**Document section:**
============

What if you were thrown into a foreign society, never to see home again? What would you do, and could you survive?

Joe Colsco boarded a flight from San Francisco to Chicago to attend a national chemistry meeting. He would never set foot on Earth again.

On planet Anyar, Joe is found unconscious on a beach of a large island inhabited by humans where the level of technology is similar to Earth circa 1700. He awakes amid strangers speaking an unintelligible language and struggles to accept losing his previous life and finding a place in a society with different customs, needing a way to support himself and not knowing a single soul. His worry about finding a place is assuaged when he finds ways to apply his knowledge of chemistry - as long as he is circumspect in introducing new knowledge not too far in advance of the planet's technology and being labelled a demon.

============

**Material supplied:**
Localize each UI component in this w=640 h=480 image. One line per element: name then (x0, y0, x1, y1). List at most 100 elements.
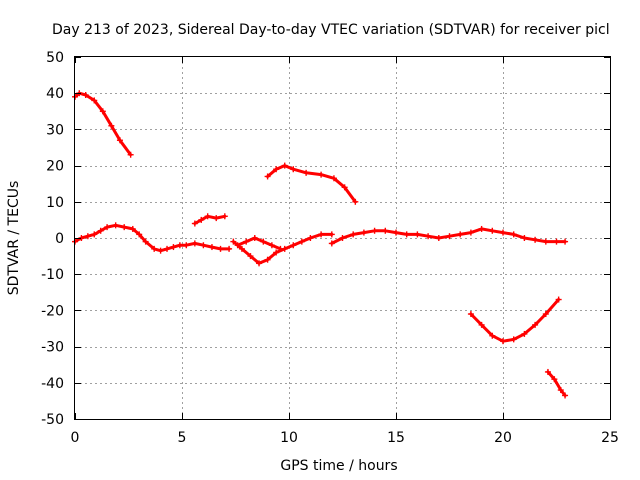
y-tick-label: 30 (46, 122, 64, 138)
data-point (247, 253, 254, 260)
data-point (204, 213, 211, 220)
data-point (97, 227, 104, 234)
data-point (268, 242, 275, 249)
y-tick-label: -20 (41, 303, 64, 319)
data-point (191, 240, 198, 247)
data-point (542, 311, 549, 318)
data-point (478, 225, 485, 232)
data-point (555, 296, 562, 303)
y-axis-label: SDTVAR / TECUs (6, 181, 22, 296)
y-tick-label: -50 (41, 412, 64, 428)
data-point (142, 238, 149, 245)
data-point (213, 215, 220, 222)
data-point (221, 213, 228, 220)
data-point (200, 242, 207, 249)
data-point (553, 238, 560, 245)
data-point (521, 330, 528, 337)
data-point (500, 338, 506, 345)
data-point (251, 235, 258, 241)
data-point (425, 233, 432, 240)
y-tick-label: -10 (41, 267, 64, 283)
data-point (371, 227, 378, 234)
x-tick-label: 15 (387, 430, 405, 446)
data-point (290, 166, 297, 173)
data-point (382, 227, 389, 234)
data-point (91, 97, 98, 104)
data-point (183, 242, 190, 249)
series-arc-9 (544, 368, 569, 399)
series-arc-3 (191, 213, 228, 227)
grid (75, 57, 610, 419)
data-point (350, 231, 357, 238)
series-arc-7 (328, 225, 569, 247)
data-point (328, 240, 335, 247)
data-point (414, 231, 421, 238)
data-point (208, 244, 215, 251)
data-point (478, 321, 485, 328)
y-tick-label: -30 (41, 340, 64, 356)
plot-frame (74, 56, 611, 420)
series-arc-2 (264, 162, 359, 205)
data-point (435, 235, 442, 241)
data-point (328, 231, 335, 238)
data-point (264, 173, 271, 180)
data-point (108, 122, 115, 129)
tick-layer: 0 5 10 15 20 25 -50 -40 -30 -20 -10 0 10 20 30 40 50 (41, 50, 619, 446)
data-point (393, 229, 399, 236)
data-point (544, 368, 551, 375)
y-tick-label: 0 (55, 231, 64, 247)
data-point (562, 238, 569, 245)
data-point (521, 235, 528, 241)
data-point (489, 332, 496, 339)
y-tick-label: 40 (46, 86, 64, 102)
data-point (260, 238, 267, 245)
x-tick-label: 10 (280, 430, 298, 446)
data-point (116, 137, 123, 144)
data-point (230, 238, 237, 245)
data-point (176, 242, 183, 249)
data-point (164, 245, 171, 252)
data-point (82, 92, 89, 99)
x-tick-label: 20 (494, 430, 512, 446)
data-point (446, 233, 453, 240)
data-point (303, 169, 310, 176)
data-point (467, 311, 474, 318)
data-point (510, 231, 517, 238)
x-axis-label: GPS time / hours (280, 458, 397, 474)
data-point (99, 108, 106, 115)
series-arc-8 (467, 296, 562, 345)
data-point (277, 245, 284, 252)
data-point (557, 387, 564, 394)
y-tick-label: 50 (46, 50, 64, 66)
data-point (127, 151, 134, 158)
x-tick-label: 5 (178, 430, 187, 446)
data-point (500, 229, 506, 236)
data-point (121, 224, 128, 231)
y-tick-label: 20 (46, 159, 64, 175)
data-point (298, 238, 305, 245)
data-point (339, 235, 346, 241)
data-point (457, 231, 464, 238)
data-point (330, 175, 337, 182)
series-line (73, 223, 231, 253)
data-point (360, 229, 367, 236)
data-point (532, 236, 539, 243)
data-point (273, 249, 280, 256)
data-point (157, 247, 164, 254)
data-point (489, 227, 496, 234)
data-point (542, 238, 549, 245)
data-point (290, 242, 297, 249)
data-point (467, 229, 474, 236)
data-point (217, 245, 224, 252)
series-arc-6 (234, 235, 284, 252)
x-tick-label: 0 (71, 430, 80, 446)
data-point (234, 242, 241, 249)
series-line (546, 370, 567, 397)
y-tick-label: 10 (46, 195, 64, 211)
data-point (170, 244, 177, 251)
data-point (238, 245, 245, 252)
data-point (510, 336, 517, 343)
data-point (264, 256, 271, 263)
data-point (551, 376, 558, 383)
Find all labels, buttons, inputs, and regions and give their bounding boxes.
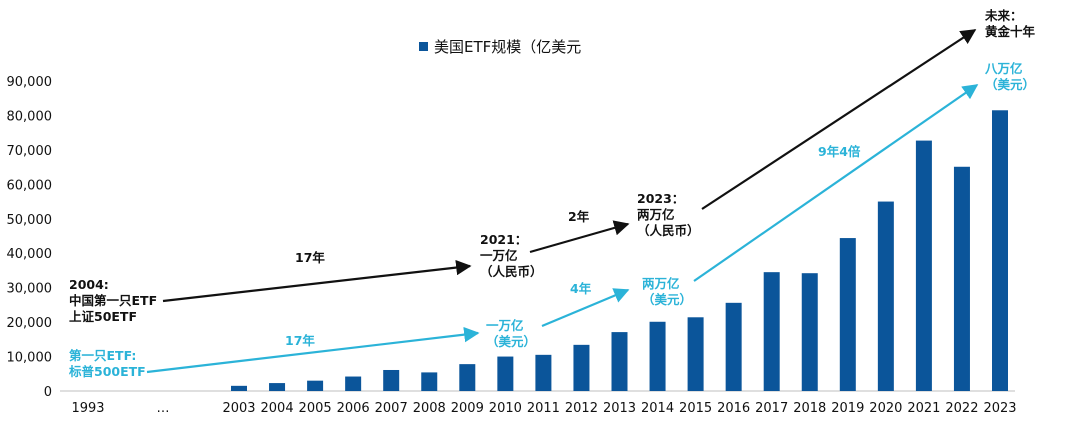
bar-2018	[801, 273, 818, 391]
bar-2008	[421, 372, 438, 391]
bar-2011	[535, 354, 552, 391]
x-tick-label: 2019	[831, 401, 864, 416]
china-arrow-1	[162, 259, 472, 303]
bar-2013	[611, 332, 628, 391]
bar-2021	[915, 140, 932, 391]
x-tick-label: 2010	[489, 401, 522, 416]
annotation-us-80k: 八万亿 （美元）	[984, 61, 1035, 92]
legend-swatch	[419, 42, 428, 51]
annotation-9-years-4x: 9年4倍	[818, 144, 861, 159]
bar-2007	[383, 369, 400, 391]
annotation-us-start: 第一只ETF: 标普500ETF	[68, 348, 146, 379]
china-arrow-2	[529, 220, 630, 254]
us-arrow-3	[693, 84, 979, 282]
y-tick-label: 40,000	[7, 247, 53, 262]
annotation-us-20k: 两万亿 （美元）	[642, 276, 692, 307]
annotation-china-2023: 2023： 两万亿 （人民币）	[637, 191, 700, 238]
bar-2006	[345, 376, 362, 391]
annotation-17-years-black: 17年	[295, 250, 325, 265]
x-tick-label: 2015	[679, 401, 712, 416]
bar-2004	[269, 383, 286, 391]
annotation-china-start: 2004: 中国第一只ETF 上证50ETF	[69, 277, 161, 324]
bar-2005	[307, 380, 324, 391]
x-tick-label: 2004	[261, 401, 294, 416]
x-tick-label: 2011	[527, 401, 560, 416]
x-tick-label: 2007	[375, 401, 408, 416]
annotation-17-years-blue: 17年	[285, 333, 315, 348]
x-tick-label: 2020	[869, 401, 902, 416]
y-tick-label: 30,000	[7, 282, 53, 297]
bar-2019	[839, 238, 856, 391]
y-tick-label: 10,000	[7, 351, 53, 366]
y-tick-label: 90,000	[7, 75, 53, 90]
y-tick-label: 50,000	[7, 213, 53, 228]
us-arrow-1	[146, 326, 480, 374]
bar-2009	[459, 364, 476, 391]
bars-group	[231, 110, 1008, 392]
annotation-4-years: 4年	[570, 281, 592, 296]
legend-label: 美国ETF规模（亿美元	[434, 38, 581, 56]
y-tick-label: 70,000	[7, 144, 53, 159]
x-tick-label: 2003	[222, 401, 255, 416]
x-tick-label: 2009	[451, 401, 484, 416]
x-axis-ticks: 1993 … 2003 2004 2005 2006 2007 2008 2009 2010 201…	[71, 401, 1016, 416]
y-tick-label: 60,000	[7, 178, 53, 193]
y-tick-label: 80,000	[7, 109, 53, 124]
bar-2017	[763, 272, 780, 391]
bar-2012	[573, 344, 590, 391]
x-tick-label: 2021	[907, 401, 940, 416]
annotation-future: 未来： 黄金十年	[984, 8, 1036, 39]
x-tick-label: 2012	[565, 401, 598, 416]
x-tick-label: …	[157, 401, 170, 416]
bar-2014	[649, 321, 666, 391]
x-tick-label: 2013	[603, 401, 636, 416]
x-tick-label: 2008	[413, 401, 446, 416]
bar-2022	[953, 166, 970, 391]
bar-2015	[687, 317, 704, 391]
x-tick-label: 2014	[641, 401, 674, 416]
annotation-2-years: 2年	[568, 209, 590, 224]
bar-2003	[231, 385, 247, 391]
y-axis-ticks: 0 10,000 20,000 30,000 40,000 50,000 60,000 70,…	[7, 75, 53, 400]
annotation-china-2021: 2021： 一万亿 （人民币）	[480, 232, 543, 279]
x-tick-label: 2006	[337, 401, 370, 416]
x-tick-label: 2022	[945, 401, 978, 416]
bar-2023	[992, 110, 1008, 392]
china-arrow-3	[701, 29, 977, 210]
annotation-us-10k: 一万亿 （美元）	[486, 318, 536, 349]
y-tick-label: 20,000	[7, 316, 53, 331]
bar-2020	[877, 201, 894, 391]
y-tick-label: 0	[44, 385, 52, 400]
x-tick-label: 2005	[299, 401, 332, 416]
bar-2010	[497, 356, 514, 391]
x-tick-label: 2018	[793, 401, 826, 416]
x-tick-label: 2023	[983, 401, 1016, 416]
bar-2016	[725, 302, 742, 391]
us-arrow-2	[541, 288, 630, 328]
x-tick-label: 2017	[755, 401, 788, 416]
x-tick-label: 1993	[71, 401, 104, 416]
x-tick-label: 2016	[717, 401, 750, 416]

============

**The tasks:**
1: In the book description about Joe Colsco, why was he flying from San Francisco to Chicago?
2: Extend the book description about Joe Colsco on planet Anyar, starting after its last sentence.
The material after the text is separate from it.

**Answers by task:**
1: To attend a national chemistry meeting.

2:
As he adjusts, Joe finds that he has be dropped into a developing clash between the people who cared for him, and for whom he develops an affinity, and a military power from elsewhere on the planet - a power with designs on conquest. Unaware, Joseph Colsco has been poured into a crucible where time and trials will transform him in ways he could never have imagined.

Cast Under an Alien Sun is a story that's science fiction in premise, adventure in execution - a cross-genre adventure with elements of science fiction, history, hard science, epic fantasy, time travel, romance, alien contact, and space colonization.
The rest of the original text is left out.